_Goal_
Count every line that includes the string "this" in the entries that follow. Nothing besides the number is needed.

_Available data_
================================
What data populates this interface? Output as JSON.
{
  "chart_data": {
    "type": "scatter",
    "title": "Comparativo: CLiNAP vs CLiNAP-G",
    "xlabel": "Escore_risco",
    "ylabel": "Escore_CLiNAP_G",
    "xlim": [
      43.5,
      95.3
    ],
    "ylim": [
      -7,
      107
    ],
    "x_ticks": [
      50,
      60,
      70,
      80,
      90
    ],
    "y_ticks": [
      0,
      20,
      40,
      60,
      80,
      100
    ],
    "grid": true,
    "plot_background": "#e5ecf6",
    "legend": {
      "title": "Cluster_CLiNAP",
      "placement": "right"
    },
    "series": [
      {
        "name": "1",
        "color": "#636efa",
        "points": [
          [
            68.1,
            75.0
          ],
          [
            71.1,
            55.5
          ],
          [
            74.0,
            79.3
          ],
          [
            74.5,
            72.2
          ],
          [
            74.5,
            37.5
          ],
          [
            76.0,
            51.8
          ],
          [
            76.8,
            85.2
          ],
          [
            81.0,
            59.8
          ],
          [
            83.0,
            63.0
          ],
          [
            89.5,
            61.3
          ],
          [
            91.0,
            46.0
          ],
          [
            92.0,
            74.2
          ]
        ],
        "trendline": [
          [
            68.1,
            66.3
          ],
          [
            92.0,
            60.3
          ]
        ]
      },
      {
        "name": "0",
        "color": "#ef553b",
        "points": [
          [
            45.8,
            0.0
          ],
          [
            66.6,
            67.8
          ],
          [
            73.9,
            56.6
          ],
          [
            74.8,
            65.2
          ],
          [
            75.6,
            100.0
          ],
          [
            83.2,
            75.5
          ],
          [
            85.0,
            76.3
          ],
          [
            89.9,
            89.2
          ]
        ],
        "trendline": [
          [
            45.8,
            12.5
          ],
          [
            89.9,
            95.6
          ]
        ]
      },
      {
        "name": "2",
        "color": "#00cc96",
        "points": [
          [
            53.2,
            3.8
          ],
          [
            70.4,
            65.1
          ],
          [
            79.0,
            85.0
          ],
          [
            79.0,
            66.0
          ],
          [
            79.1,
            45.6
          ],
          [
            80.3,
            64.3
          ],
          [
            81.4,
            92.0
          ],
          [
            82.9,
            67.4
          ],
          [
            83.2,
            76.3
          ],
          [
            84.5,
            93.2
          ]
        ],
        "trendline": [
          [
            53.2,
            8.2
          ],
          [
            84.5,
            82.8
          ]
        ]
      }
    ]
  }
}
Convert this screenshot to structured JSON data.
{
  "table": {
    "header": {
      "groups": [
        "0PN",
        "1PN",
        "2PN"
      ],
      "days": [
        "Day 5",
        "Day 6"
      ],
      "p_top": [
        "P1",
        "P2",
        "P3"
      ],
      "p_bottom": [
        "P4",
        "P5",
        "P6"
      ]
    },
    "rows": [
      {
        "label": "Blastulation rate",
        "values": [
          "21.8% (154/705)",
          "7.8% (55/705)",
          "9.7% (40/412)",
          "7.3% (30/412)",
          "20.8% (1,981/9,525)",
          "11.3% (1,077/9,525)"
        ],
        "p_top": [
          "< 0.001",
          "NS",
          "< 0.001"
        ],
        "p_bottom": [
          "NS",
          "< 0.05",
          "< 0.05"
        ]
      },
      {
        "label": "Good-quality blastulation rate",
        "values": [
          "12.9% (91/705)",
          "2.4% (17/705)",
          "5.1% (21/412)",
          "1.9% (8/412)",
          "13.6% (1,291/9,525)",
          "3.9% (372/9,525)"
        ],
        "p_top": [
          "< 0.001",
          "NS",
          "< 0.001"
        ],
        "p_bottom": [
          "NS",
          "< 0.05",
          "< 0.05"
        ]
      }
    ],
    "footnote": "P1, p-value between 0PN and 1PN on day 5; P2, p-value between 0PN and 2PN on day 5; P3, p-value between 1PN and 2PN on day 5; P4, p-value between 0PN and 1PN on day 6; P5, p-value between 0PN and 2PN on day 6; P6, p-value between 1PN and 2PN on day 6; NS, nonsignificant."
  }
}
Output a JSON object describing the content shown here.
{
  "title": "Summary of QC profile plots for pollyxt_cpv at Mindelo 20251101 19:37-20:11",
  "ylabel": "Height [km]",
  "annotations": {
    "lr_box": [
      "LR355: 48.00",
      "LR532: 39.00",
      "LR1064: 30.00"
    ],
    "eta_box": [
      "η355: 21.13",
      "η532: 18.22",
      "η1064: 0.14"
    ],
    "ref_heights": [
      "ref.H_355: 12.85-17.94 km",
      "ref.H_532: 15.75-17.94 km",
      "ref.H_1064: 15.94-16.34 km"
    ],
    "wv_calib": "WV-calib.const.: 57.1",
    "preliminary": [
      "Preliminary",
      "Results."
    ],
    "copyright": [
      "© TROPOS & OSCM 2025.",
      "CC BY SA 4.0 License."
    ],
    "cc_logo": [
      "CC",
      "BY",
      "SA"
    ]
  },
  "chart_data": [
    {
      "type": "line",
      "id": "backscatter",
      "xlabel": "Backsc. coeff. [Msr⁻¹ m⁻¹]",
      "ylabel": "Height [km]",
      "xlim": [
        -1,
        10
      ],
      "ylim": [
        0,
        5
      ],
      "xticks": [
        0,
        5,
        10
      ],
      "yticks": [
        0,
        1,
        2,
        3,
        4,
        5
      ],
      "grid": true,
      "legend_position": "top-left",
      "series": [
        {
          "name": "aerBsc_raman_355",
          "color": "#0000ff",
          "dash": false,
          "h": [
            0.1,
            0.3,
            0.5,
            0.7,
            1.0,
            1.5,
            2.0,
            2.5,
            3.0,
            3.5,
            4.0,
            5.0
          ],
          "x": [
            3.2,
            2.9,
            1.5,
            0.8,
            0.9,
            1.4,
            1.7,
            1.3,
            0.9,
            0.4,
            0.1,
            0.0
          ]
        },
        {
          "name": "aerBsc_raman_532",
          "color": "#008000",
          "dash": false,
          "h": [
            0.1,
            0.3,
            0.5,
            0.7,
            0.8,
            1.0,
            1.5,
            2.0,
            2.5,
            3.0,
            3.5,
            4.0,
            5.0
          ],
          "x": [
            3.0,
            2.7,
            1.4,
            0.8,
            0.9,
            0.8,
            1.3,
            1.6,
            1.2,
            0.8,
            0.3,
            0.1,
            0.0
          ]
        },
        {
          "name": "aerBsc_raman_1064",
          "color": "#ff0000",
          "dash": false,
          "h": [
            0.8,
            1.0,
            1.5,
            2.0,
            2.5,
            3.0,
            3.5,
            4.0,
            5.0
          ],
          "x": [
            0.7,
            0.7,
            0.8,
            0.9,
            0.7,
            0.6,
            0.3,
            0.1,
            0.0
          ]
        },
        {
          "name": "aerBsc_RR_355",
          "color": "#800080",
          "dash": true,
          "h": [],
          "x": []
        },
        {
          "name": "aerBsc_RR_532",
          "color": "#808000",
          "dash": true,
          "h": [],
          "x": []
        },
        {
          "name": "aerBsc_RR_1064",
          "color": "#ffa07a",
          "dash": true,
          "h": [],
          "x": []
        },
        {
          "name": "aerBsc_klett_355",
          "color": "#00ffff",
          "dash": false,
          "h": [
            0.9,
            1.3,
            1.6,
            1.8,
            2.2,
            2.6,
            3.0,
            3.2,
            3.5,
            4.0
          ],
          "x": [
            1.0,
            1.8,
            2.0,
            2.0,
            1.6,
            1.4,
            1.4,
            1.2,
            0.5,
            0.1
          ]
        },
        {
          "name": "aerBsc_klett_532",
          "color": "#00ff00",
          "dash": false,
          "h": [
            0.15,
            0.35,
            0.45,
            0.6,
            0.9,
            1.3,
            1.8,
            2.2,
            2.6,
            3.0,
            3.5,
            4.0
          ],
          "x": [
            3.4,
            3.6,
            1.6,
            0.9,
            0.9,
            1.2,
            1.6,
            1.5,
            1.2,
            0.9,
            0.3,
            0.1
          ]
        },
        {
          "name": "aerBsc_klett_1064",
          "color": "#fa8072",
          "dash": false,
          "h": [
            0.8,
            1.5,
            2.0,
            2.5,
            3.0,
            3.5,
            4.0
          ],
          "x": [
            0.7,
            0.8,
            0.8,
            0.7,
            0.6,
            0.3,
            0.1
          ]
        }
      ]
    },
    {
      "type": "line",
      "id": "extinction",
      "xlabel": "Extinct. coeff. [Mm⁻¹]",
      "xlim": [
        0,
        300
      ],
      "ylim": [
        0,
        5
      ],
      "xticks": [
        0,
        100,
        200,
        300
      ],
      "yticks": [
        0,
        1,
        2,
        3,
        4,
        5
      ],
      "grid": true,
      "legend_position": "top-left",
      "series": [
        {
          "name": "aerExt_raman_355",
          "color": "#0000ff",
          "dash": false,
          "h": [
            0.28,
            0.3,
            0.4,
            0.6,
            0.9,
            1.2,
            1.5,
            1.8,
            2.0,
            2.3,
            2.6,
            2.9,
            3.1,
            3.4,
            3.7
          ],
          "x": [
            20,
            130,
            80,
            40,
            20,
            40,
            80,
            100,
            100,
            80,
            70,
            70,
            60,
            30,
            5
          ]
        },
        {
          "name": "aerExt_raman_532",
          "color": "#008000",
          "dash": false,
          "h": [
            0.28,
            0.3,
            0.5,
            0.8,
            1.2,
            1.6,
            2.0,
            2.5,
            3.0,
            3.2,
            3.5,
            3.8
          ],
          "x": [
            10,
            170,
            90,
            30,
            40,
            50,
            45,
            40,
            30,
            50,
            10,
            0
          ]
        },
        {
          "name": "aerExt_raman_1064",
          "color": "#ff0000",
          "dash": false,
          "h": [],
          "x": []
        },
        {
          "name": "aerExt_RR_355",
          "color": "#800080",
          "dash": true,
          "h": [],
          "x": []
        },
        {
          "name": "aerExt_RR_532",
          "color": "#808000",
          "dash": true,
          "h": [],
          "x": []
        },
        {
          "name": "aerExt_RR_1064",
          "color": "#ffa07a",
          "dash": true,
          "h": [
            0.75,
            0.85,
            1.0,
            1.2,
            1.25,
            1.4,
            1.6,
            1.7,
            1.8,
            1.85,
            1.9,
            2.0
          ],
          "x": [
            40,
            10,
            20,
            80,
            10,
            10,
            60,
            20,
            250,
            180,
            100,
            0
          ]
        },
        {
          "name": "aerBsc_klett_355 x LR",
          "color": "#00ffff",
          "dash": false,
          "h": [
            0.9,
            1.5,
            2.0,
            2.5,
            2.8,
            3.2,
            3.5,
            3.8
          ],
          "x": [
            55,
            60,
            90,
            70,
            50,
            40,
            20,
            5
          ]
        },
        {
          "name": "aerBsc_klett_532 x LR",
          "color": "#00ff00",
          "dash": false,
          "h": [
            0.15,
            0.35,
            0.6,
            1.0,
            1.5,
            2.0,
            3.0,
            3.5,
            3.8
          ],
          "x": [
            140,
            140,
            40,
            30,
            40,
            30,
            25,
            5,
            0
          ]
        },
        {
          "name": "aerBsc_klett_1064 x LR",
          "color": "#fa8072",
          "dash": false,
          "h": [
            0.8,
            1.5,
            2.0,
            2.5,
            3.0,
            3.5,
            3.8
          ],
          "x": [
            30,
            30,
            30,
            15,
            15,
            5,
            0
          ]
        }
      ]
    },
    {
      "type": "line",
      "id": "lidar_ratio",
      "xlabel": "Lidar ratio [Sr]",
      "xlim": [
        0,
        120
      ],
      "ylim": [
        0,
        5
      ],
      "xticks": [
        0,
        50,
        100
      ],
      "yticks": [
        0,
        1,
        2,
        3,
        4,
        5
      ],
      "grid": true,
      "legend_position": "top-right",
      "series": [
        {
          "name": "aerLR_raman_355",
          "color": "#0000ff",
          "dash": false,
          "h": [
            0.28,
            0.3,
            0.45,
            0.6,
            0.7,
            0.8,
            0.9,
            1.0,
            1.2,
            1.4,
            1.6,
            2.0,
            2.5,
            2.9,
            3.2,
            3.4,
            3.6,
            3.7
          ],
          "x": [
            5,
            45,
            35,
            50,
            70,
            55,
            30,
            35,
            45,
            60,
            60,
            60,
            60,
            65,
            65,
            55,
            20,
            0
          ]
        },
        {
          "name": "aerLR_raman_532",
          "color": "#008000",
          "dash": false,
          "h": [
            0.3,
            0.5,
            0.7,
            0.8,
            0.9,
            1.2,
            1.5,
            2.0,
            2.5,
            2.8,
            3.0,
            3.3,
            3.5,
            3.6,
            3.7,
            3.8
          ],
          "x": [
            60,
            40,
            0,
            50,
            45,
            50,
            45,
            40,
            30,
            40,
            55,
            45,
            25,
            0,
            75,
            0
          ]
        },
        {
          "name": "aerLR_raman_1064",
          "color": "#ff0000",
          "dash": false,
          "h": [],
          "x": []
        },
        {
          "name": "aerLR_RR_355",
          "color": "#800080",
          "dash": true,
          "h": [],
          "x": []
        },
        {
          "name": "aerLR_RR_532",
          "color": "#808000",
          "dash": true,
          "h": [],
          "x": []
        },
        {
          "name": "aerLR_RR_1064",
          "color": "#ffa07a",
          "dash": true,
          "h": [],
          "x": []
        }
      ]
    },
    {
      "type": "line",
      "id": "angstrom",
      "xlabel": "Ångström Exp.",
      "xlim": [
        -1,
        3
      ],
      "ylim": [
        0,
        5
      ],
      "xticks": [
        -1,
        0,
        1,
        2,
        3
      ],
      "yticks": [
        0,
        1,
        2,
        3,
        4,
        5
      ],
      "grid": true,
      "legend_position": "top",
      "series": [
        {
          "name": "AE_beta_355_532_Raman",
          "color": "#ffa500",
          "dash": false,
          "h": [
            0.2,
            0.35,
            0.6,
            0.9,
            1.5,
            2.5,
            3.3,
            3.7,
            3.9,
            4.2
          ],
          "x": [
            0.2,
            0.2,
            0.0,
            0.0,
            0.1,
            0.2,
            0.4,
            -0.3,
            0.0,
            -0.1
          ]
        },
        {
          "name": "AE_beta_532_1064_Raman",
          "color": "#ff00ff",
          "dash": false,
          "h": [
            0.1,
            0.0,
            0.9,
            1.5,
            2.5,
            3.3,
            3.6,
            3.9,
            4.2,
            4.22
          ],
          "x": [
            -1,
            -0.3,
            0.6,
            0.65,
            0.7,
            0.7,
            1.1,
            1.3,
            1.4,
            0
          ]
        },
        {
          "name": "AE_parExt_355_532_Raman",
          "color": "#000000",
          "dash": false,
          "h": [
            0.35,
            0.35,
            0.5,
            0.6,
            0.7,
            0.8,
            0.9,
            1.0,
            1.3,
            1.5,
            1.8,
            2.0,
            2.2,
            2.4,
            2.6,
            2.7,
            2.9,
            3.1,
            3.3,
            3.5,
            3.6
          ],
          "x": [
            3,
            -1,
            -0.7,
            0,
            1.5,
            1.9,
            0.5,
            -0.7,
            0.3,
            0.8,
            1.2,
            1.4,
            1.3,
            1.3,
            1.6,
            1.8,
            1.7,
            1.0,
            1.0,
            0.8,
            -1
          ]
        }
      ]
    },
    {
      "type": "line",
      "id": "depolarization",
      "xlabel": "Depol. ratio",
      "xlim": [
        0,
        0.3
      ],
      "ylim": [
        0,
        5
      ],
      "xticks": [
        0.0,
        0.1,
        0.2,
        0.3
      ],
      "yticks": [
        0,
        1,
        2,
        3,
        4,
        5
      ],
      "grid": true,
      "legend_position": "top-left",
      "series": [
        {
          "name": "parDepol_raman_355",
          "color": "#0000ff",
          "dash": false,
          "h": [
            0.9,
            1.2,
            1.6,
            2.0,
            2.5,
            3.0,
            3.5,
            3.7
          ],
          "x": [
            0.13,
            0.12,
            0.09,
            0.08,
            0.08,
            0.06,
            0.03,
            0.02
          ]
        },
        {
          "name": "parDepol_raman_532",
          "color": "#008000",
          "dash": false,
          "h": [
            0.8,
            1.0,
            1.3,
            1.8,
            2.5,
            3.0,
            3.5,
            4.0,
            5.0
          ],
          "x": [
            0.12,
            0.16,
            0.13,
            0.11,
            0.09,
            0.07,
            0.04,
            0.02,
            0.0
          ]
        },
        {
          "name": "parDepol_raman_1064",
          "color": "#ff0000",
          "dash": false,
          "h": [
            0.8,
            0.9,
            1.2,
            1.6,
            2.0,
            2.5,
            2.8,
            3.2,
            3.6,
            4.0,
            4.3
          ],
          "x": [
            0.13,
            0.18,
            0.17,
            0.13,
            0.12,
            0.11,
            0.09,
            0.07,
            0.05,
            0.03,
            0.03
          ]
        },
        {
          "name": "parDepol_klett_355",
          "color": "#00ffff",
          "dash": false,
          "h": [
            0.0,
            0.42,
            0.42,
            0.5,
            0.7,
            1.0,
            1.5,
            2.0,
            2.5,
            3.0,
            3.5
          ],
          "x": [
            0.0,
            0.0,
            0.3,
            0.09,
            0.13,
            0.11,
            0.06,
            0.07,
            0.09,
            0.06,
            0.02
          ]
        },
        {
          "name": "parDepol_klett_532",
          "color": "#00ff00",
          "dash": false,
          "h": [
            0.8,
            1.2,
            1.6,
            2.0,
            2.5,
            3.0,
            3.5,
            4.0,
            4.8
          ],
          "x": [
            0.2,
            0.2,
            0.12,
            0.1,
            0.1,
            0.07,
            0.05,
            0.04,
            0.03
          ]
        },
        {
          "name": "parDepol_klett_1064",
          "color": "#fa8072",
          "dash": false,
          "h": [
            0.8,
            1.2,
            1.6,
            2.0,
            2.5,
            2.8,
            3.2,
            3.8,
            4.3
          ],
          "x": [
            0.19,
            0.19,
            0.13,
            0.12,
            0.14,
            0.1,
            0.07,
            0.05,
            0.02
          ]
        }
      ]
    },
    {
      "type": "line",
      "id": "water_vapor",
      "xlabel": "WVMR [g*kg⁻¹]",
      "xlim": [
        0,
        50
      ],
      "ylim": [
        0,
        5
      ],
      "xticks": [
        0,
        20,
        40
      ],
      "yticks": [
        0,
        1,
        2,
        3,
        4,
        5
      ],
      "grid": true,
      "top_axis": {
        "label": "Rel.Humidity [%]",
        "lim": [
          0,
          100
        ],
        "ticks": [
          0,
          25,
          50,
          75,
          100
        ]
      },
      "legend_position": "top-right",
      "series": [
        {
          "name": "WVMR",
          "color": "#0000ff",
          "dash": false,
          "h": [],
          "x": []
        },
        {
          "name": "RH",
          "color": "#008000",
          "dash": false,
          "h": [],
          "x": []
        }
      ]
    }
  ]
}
================================
_Problem solution_
2